((
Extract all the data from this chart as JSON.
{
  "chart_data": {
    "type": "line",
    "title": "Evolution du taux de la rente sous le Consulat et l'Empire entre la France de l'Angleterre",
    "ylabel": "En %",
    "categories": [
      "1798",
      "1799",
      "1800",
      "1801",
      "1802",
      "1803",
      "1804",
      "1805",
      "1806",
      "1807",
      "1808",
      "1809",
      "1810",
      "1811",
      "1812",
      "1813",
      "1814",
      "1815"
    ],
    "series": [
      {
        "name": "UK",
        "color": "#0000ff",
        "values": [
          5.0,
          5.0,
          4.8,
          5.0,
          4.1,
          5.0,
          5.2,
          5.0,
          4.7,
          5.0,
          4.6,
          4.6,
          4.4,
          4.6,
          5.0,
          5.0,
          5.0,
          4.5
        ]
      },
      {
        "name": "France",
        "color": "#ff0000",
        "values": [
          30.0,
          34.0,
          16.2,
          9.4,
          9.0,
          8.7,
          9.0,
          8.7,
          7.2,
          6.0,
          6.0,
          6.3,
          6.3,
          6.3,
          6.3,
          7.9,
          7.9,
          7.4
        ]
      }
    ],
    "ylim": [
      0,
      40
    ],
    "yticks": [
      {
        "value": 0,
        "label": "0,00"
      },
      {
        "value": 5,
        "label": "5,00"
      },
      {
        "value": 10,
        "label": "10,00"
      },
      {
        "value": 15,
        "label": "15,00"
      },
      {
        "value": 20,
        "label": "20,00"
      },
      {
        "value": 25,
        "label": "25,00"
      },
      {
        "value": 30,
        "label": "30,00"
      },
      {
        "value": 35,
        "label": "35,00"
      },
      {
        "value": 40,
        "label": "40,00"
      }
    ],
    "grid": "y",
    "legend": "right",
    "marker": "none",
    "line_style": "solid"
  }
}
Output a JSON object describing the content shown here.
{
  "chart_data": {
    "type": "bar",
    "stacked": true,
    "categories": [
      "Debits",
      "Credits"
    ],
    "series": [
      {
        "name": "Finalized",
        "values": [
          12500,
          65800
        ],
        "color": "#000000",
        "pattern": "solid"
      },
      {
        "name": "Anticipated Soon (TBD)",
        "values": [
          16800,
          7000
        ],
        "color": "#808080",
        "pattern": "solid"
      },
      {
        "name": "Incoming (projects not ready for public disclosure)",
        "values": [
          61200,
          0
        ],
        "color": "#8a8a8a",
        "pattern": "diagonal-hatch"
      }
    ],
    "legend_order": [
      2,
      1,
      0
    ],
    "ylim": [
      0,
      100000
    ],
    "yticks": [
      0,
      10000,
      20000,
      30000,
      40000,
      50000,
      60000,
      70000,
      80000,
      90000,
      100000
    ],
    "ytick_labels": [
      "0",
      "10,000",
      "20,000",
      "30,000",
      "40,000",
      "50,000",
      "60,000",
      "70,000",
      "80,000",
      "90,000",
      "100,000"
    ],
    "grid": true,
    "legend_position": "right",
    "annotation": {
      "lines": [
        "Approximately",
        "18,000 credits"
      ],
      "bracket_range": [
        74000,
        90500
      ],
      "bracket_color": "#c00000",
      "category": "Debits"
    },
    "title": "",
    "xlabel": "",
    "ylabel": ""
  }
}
))
## Goal of the exercise
Word for word, quote the lines from the line containing "Output a JSON" through the end of the material, both included, and nothing else.

## Answer in full
Output a JSON object describing the content shown here.
{
  "chart_data": {
    "type": "bar",
    "stacked": true,
    "categories": [
      "Debits",
      "Credits"
    ],
    "series": [
      {
        "name": "Finalized",
        "values": [
          12500,
          65800
        ],
        "color": "#000000",
        "pattern": "solid"
      },
      {
        "name": "Anticipated Soon (TBD)",
        "values": [
          16800,
          7000
        ],
        "color": "#808080",
        "pattern": "solid"
      },
      {
        "name": "Incoming (projects not ready for public disclosure)",
        "values": [
          61200,
          0
        ],
        "color": "#8a8a8a",
        "pattern": "diagonal-hatch"
      }
    ],
    "legend_order": [
      2,
      1,
      0
    ],
    "ylim": [
      0,
      100000
    ],
    "yticks": [
      0,
      10000,
      20000,
      30000,
      40000,
      50000,
      60000,
      70000,
      80000,
      90000,
      100000
    ],
    "ytick_labels": [
      "0",
      "10,000",
      "20,000",
      "30,000",
      "40,000",
      "50,000",
      "60,000",
      "70,000",
      "80,000",
      "90,000",
      "100,000"
    ],
    "grid": true,
    "legend_position": "right",
    "annotation": {
      "lines": [
        "Approximately",
        "18,000 credits"
      ],
      "bracket_range": [
        74000,
        90500
      ],
      "bracket_color": "#c00000",
      "category": "Debits"
    },
    "title": "",
    "xlabel": "",
    "ylabel": ""
  }
}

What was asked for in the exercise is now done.